**Material provided**.
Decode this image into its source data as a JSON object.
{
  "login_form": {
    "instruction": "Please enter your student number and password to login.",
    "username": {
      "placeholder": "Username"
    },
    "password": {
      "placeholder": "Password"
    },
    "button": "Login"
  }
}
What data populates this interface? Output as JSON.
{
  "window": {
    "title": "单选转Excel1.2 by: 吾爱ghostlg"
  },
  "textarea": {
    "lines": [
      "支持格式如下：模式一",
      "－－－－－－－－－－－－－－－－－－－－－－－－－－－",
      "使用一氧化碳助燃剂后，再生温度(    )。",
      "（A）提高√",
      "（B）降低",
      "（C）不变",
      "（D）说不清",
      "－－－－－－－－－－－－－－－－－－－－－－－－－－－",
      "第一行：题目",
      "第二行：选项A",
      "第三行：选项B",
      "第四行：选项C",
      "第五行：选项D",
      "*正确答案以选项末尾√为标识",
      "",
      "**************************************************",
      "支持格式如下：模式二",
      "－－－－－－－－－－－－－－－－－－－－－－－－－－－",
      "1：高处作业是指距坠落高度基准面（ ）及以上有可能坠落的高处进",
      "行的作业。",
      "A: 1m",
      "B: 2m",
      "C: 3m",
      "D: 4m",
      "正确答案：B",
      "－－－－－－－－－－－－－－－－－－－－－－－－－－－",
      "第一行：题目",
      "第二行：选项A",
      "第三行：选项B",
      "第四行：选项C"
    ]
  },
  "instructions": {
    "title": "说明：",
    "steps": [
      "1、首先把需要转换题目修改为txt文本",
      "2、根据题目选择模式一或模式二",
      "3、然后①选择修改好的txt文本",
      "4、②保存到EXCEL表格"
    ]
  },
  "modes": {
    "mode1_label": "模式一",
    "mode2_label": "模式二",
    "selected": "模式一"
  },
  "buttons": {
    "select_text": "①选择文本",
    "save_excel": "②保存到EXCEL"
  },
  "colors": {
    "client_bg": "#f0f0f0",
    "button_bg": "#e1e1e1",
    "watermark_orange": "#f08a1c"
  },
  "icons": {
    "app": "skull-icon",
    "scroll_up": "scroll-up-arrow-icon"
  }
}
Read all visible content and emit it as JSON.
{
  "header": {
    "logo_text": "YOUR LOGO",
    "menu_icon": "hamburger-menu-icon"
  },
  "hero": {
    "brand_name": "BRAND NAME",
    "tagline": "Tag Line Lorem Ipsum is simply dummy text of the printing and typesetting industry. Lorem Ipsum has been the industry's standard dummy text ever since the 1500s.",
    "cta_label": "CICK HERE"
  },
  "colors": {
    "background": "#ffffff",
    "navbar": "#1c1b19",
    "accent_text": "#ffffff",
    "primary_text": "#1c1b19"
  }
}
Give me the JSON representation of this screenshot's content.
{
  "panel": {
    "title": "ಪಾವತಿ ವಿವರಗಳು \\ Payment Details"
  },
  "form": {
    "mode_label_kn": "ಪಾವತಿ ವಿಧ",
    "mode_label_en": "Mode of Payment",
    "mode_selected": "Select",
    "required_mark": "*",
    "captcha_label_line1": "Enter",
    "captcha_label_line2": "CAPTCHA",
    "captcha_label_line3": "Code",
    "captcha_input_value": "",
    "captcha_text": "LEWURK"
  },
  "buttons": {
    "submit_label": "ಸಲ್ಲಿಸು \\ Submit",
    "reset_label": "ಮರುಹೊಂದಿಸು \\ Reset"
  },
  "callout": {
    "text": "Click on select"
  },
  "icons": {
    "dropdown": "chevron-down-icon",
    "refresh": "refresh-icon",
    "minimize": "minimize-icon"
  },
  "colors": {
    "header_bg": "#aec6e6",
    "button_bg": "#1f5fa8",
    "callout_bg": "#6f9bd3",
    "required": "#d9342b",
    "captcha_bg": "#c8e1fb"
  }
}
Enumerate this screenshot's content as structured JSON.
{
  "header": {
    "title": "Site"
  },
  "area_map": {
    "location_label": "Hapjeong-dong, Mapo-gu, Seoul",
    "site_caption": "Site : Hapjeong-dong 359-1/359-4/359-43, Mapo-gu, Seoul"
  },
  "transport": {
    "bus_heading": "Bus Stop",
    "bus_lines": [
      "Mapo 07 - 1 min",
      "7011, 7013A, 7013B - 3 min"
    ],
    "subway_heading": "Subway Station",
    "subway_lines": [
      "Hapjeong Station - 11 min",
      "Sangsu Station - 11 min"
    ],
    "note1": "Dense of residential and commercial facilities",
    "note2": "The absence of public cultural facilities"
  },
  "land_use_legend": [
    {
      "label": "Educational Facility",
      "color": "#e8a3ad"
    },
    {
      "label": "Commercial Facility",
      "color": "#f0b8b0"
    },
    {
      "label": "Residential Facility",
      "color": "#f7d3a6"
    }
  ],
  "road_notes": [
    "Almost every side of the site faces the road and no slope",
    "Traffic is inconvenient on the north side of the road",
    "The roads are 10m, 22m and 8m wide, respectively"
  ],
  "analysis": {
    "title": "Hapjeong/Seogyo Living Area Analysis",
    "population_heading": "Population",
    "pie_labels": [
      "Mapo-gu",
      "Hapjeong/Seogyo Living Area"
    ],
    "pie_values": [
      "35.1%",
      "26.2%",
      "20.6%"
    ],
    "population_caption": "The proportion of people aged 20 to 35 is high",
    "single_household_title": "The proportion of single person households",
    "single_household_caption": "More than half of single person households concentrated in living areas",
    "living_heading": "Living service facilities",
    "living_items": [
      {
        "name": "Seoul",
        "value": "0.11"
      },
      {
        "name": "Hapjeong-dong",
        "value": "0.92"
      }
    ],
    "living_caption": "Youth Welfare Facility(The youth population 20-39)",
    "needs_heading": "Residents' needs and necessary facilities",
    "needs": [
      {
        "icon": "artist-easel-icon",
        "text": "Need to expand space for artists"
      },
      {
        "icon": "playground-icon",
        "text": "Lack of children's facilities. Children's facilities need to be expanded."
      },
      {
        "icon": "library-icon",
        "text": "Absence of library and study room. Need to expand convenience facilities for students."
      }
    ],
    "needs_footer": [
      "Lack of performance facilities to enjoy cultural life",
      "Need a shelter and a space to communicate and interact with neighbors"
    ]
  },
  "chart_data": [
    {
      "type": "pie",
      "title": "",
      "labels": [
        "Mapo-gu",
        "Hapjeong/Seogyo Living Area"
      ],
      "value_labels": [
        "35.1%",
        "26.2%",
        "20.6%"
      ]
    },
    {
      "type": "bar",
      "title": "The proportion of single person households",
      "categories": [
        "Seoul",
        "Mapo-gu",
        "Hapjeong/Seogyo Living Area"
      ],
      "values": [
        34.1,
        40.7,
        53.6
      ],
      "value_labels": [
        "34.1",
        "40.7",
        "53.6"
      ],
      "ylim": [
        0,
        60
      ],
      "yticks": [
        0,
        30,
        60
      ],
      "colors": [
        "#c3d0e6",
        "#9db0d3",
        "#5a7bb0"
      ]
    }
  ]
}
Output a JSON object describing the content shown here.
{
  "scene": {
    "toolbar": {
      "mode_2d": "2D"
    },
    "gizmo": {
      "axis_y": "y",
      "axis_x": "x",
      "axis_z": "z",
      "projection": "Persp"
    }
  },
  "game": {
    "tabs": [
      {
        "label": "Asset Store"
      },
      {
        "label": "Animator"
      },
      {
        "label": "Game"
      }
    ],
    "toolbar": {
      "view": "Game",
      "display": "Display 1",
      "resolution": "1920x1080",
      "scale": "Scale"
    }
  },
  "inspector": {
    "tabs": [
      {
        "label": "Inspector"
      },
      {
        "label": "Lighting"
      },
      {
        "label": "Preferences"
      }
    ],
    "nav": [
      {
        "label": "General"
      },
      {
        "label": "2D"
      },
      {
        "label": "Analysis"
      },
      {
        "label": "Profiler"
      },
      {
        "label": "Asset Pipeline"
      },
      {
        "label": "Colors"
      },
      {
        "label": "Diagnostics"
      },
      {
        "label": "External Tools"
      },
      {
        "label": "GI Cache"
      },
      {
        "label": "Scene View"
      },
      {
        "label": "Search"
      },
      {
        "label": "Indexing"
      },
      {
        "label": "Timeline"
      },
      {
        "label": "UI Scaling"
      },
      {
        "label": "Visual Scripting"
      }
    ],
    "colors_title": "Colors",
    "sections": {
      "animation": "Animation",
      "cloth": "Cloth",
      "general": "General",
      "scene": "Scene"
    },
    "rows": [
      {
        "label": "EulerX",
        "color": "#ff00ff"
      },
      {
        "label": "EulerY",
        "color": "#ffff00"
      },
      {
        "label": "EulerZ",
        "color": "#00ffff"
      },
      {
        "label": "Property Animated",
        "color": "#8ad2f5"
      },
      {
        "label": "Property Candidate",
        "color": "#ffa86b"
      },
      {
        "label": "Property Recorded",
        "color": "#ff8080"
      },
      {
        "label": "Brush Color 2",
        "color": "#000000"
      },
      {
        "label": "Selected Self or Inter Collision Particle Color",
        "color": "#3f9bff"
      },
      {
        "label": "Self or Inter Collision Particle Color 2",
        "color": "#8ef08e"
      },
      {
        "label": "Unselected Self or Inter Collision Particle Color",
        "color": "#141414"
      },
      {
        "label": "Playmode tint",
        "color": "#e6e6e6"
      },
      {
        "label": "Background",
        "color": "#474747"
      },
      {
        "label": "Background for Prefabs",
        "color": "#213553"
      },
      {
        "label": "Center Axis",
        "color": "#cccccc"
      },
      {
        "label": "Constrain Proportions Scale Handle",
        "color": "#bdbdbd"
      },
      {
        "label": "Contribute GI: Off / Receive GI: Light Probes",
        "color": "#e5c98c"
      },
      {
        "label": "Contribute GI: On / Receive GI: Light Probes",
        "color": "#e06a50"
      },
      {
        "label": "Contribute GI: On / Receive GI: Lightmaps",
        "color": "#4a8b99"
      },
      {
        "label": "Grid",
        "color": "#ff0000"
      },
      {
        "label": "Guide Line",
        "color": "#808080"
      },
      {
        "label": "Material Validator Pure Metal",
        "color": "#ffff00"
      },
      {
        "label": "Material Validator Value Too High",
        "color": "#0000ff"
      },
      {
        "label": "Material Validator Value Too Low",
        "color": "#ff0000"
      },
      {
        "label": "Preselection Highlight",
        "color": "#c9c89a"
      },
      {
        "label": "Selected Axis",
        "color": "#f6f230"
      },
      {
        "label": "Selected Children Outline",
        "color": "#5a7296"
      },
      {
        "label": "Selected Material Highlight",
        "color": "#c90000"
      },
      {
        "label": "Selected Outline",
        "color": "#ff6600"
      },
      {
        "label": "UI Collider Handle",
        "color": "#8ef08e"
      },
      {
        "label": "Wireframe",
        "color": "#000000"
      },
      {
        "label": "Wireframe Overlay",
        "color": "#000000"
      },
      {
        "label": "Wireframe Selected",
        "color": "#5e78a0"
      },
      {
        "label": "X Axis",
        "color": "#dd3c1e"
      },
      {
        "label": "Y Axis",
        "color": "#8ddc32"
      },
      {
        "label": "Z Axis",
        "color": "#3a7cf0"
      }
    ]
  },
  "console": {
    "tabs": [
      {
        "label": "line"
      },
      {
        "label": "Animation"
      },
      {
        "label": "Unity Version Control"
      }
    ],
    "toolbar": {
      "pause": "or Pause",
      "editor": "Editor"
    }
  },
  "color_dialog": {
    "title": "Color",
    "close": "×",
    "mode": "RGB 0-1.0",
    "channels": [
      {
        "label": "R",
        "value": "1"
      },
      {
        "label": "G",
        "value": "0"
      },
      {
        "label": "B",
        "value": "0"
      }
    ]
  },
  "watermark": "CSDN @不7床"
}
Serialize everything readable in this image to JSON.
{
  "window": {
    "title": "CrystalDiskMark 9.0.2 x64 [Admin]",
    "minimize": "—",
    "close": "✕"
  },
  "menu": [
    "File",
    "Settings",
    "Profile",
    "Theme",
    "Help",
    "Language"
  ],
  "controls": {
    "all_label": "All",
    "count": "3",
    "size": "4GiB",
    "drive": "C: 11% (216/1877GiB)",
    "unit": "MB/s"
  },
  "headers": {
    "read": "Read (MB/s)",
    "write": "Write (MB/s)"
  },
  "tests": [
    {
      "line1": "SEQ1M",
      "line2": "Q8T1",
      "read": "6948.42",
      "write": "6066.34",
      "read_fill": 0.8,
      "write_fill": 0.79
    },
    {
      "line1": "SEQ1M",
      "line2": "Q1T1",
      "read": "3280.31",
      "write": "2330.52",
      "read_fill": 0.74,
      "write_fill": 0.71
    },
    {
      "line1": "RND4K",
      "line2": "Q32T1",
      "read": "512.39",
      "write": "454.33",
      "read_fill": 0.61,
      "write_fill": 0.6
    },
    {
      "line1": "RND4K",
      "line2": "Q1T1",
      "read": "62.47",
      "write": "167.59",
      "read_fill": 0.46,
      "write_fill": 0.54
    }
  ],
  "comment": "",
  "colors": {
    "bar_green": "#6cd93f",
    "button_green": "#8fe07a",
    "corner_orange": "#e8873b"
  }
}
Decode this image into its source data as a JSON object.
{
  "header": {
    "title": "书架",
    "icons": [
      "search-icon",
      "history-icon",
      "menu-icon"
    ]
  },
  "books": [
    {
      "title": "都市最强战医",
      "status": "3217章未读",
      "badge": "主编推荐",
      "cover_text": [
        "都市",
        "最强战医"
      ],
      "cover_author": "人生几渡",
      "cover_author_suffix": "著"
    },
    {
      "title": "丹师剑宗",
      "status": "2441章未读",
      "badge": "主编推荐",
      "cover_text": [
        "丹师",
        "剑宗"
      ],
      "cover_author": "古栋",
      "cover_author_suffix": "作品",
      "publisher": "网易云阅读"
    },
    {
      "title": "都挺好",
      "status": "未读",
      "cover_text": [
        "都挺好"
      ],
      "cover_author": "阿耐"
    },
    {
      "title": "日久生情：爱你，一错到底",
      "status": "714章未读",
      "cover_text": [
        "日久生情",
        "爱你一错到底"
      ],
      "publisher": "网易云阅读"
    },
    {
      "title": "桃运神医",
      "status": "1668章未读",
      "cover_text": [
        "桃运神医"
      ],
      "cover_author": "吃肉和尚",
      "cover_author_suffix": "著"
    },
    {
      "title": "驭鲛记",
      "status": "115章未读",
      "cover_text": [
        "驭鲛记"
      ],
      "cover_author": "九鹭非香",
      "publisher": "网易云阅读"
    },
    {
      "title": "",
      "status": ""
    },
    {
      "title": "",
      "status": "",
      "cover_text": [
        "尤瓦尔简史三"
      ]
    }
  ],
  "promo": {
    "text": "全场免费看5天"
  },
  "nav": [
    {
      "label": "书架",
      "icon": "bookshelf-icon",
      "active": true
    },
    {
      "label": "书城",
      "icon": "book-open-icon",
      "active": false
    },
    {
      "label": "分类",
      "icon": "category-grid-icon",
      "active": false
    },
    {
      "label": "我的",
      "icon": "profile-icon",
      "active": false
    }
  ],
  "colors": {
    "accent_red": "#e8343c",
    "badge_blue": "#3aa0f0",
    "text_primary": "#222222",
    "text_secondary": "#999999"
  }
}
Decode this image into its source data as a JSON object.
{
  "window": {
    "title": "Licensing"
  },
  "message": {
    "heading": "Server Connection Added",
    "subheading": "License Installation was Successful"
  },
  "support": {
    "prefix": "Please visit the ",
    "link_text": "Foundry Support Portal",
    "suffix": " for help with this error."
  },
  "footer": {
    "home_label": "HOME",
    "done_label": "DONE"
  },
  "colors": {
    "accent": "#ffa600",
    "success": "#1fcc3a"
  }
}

**Stated problem**. From the entries above, copy each line holding "Wireframe".

**Task response**.
        "label": "Wireframe",
        "label": "Wireframe Overlay",
        "label": "Wireframe Selected",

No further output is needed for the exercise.